◆ **Job**
Write the records below out again exactly as given, with no images.

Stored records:
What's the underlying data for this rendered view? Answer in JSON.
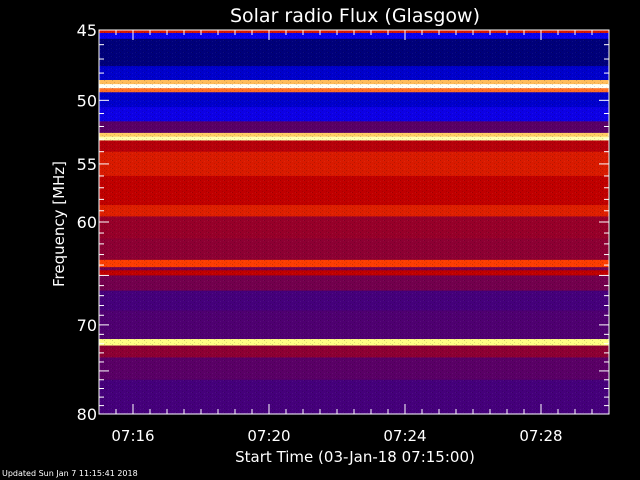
{
  "chart_data": {
    "type": "heatmap",
    "title": "Solar radio Flux (Glasgow)",
    "xlabel": "Start Time (03-Jan-18 07:15:00)",
    "ylabel": "Frequency [MHz]",
    "x_range_minutes_after_start": [
      0,
      15
    ],
    "y_scale": "log",
    "ylim": [
      45,
      80
    ],
    "x_ticks": [
      {
        "minute": 1,
        "label": "07:16"
      },
      {
        "minute": 5,
        "label": "07:20"
      },
      {
        "minute": 9,
        "label": "07:24"
      },
      {
        "minute": 13,
        "label": "07:28"
      }
    ],
    "y_ticks": [
      {
        "value": 45,
        "label": "45"
      },
      {
        "value": 50,
        "label": "50"
      },
      {
        "value": 55,
        "label": "55"
      },
      {
        "value": 60,
        "label": "60"
      },
      {
        "value": 70,
        "label": "70"
      },
      {
        "value": 80,
        "label": "80"
      }
    ],
    "colormap": [
      "#000000",
      "#0000ff",
      "#400080",
      "#800040",
      "#c00000",
      "#ff4000",
      "#ff9040",
      "#ffff80",
      "#ffffff"
    ],
    "frequency_bands": [
      {
        "from": 45.0,
        "to": 45.2,
        "intensity": 0.55
      },
      {
        "from": 45.2,
        "to": 45.6,
        "intensity": 0.14
      },
      {
        "from": 45.6,
        "to": 47.5,
        "intensity": 0.06
      },
      {
        "from": 47.5,
        "to": 48.5,
        "intensity": 0.1
      },
      {
        "from": 48.5,
        "to": 48.8,
        "intensity": 0.8
      },
      {
        "from": 48.8,
        "to": 49.1,
        "intensity": 0.99
      },
      {
        "from": 49.1,
        "to": 49.4,
        "intensity": 0.7
      },
      {
        "from": 49.4,
        "to": 50.5,
        "intensity": 0.1
      },
      {
        "from": 50.5,
        "to": 51.6,
        "intensity": 0.15
      },
      {
        "from": 51.6,
        "to": 52.5,
        "intensity": 0.3
      },
      {
        "from": 52.5,
        "to": 52.8,
        "intensity": 0.82
      },
      {
        "from": 52.8,
        "to": 53.1,
        "intensity": 0.92
      },
      {
        "from": 53.1,
        "to": 54.0,
        "intensity": 0.48
      },
      {
        "from": 54.0,
        "to": 56.0,
        "intensity": 0.55
      },
      {
        "from": 56.0,
        "to": 58.5,
        "intensity": 0.5
      },
      {
        "from": 58.5,
        "to": 59.5,
        "intensity": 0.56
      },
      {
        "from": 59.5,
        "to": 61.5,
        "intensity": 0.42
      },
      {
        "from": 61.5,
        "to": 63.5,
        "intensity": 0.4
      },
      {
        "from": 63.5,
        "to": 64.2,
        "intensity": 0.62
      },
      {
        "from": 64.2,
        "to": 64.5,
        "intensity": 0.35
      },
      {
        "from": 64.5,
        "to": 65.0,
        "intensity": 0.5
      },
      {
        "from": 65.0,
        "to": 66.5,
        "intensity": 0.35
      },
      {
        "from": 66.5,
        "to": 68.5,
        "intensity": 0.26
      },
      {
        "from": 68.5,
        "to": 71.5,
        "intensity": 0.28
      },
      {
        "from": 71.5,
        "to": 72.2,
        "intensity": 0.88
      },
      {
        "from": 72.2,
        "to": 73.5,
        "intensity": 0.4
      },
      {
        "from": 73.5,
        "to": 76.0,
        "intensity": 0.3
      },
      {
        "from": 76.0,
        "to": 80.0,
        "intensity": 0.26
      }
    ]
  },
  "footer": {
    "updated": "Updated Sun Jan  7 11:15:41 2018"
  }
}
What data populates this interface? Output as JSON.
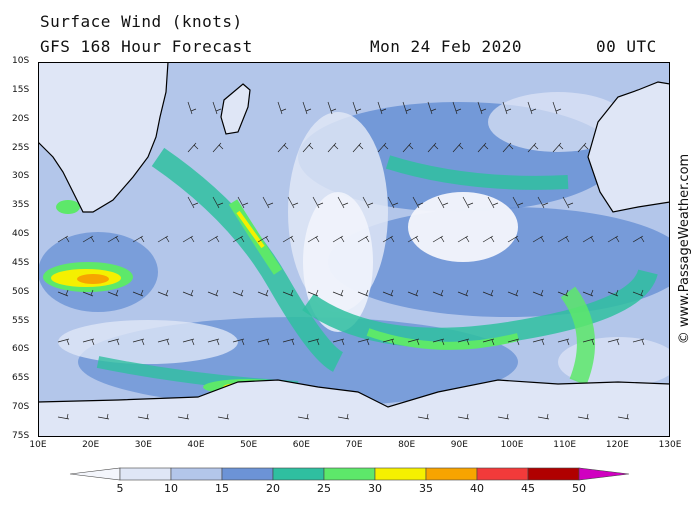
{
  "header": {
    "title": "Surface Wind (knots)",
    "model": "GFS 168 Hour Forecast",
    "date": "Mon 24 Feb 2020",
    "time": "00 UTC"
  },
  "map": {
    "lat_labels": [
      "10S",
      "15S",
      "20S",
      "25S",
      "30S",
      "35S",
      "40S",
      "45S",
      "50S",
      "55S",
      "60S",
      "65S",
      "70S",
      "75S"
    ],
    "lon_labels": [
      "10E",
      "20E",
      "30E",
      "40E",
      "50E",
      "60E",
      "70E",
      "80E",
      "90E",
      "100E",
      "110E",
      "120E",
      "130E"
    ]
  },
  "credit": "© www.PassageWeather.com",
  "legend": {
    "values": [
      "5",
      "10",
      "15",
      "20",
      "25",
      "30",
      "35",
      "40",
      "45",
      "50"
    ],
    "colors": [
      "#f4f6fc",
      "#dfe6f6",
      "#b3c6ea",
      "#6c93d6",
      "#2fbfa0",
      "#5de86a",
      "#f5f000",
      "#f7a400",
      "#f23a3a",
      "#b00000",
      "#d000c0"
    ]
  }
}
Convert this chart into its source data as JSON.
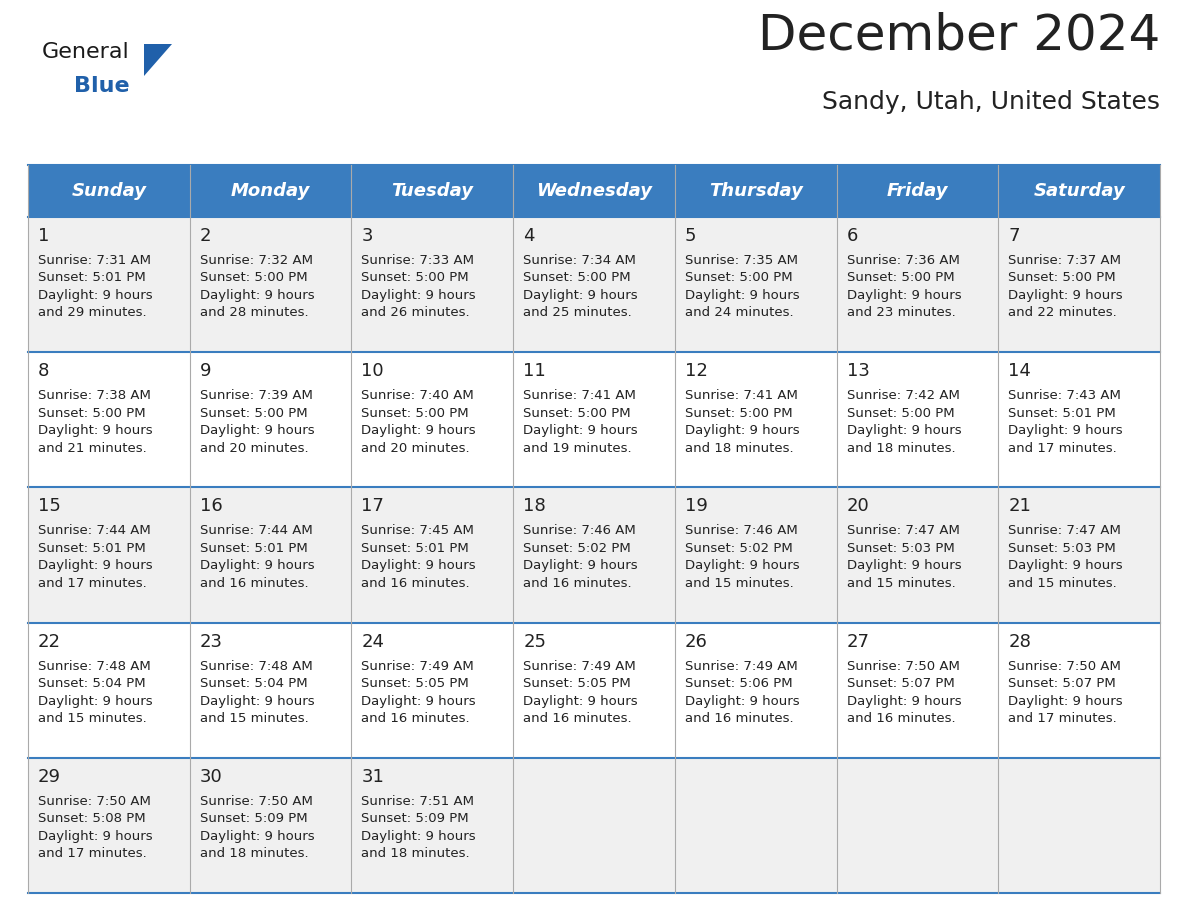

◆ **Correct output**
What's the underlying data for this rendered view? Answer in JSON.
{
  "chart_data": {
    "type": "heatmap",
    "title": "Solar radio Flux (Glasgow)",
    "xlabel": "Start Time (03-Jan-18 07:15:00)",
    "ylabel": "Frequency [MHz]",
    "x_range_minutes_after_start": [
      0,
      15
    ],
    "y_scale": "log",
    "ylim": [
      45,
      80
    ],
    "x_ticks": [
      {
        "minute": 1,
        "label": "07:16"
      },
      {
        "minute": 5,
        "label": "07:20"
      },
      {
        "minute": 9,
        "label": "07:24"
      },
      {
        "minute": 13,
        "label": "07:28"
      }
    ],
    "y_ticks": [
      {
        "value": 45,
        "label": "45"
      },
      {
        "value": 50,
        "label": "50"
      },
      {
        "value": 55,
        "label": "55"
      },
      {
        "value": 60,
        "label": "60"
      },
      {
        "value": 70,
        "label": "70"
      },
      {
        "value": 80,
        "label": "80"
      }
    ],
    "colormap": [
      "#000000",
      "#0000ff",
      "#400080",
      "#800040",
      "#c00000",
      "#ff4000",
      "#ff9040",
      "#ffff80",
      "#ffffff"
    ],
    "frequency_bands": [
      {
        "from": 45.0,
        "to": 45.2,
        "intensity": 0.55
      },
      {
        "from": 45.2,
        "to": 45.6,
        "intensity": 0.14
      },
      {
        "from": 45.6,
        "to": 47.5,
        "intensity": 0.06
      },
      {
        "from": 47.5,
        "to": 48.5,
        "intensity": 0.1
      },
      {
        "from": 48.5,
        "to": 48.8,
        "intensity": 0.8
      },
      {
        "from": 48.8,
        "to": 49.1,
        "intensity": 0.99
      },
      {
        "from": 49.1,
        "to": 49.4,
        "intensity": 0.7
      },
      {
        "from": 49.4,
        "to": 50.5,
        "intensity": 0.1
      },
      {
        "from": 50.5,
        "to": 51.6,
        "intensity": 0.15
      },
      {
        "from": 51.6,
        "to": 52.5,
        "intensity": 0.3
      },
      {
        "from": 52.5,
        "to": 52.8,
        "intensity": 0.82
      },
      {
        "from": 52.8,
        "to": 53.1,
        "intensity": 0.92
      },
      {
        "from": 53.1,
        "to": 54.0,
        "intensity": 0.48
      },
      {
        "from": 54.0,
        "to": 56.0,
        "intensity": 0.55
      },
      {
        "from": 56.0,
        "to": 58.5,
        "intensity": 0.5
      },
      {
        "from": 58.5,
        "to": 59.5,
        "intensity": 0.56
      },
      {
        "from": 59.5,
        "to": 61.5,
        "intensity": 0.42
      },
      {
        "from": 61.5,
        "to": 63.5,
        "intensity": 0.4
      },
      {
        "from": 63.5,
        "to": 64.2,
        "intensity": 0.62
      },
      {
        "from": 64.2,
        "to": 64.5,
        "intensity": 0.35
      },
      {
        "from": 64.5,
        "to": 65.0,
        "intensity": 0.5
      },
      {
        "from": 65.0,
        "to": 66.5,
        "intensity": 0.35
      },
      {
        "from": 66.5,
        "to": 68.5,
        "intensity": 0.26
      },
      {
        "from": 68.5,
        "to": 71.5,
        "intensity": 0.28
      },
      {
        "from": 71.5,
        "to": 72.2,
        "intensity": 0.88
      },
      {
        "from": 72.2,
        "to": 73.5,
        "intensity": 0.4
      },
      {
        "from": 73.5,
        "to": 76.0,
        "intensity": 0.3
      },
      {
        "from": 76.0,
        "to": 80.0,
        "intensity": 0.26
      }
    ]
  },
  "footer": {
    "updated": "Updated Sun Jan  7 11:15:41 2018"
  }
}
What data populates this interface? Output as JSON.
{
  "header": {
    "title": "Surface Wind (knots)",
    "model": "GFS 168 Hour Forecast",
    "date": "Mon 24 Feb 2020",
    "time": "00 UTC"
  },
  "map": {
    "lat_labels": [
      "10S",
      "15S",
      "20S",
      "25S",
      "30S",
      "35S",
      "40S",
      "45S",
      "50S",
      "55S",
      "60S",
      "65S",
      "70S",
      "75S"
    ],
    "lon_labels": [
      "10E",
      "20E",
      "30E",
      "40E",
      "50E",
      "60E",
      "70E",
      "80E",
      "90E",
      "100E",
      "110E",
      "120E",
      "130E"
    ]
  },
  "credit": "© www.PassageWeather.com",
  "legend": {
    "values": [
      "5",
      "10",
      "15",
      "20",
      "25",
      "30",
      "35",
      "40",
      "45",
      "50"
    ],
    "colors": [
      "#f4f6fc",
      "#dfe6f6",
      "#b3c6ea",
      "#6c93d6",
      "#2fbfa0",
      "#5de86a",
      "#f5f000",
      "#f7a400",
      "#f23a3a",
      "#b00000",
      "#d000c0"
    ]
  }
}
Convert this chart into its source data as JSON.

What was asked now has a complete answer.